- [What to do]
Write out the whole listing exactly as it stands.

- [Records for this exercise]

____

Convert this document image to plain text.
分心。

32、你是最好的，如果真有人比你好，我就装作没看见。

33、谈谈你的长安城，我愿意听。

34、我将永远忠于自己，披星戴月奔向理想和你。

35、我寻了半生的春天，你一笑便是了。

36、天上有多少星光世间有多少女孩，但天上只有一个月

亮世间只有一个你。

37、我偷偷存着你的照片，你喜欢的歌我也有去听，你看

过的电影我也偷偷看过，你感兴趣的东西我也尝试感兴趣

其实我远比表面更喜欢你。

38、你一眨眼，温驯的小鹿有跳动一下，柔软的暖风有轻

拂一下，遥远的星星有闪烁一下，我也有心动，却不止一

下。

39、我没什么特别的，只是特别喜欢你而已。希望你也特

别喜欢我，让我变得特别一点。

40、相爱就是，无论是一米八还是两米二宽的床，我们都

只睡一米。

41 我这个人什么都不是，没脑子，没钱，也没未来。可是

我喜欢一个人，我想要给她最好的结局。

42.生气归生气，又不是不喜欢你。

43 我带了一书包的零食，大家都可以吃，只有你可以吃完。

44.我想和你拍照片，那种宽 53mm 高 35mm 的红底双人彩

____

- [Solution]
Convert this document image to plain text.
分心。

32、你是最好的，如果真有人比你好，我就装作没看见。

33、谈谈你的长安城，我愿意听。

34、我将永远忠于自己，披星戴月奔向理想和你。

35、我寻了半生的春天，你一笑便是了。

36、天上有多少星光世间有多少女孩，但天上只有一个月

亮世间只有一个你。

37、我偷偷存着你的照片，你喜欢的歌我也有去听，你看

过的电影我也偷偷看过，你感兴趣的东西我也尝试感兴趣

其实我远比表面更喜欢你。

38、你一眨眼，温驯的小鹿有跳动一下，柔软的暖风有轻

拂一下，遥远的星星有闪烁一下，我也有心动，却不止一

下。

39、我没什么特别的，只是特别喜欢你而已。希望你也特

别喜欢我，让我变得特别一点。

40、相爱就是，无论是一米八还是两米二宽的床，我们都

只睡一米。

41 我这个人什么都不是，没脑子，没钱，也没未来。可是

我喜欢一个人，我想要给她最好的结局。

42.生气归生气，又不是不喜欢你。

43 我带了一书包的零食，大家都可以吃，只有你可以吃完。

44.我想和你拍照片，那种宽 53mm 高 35mm 的红底双人彩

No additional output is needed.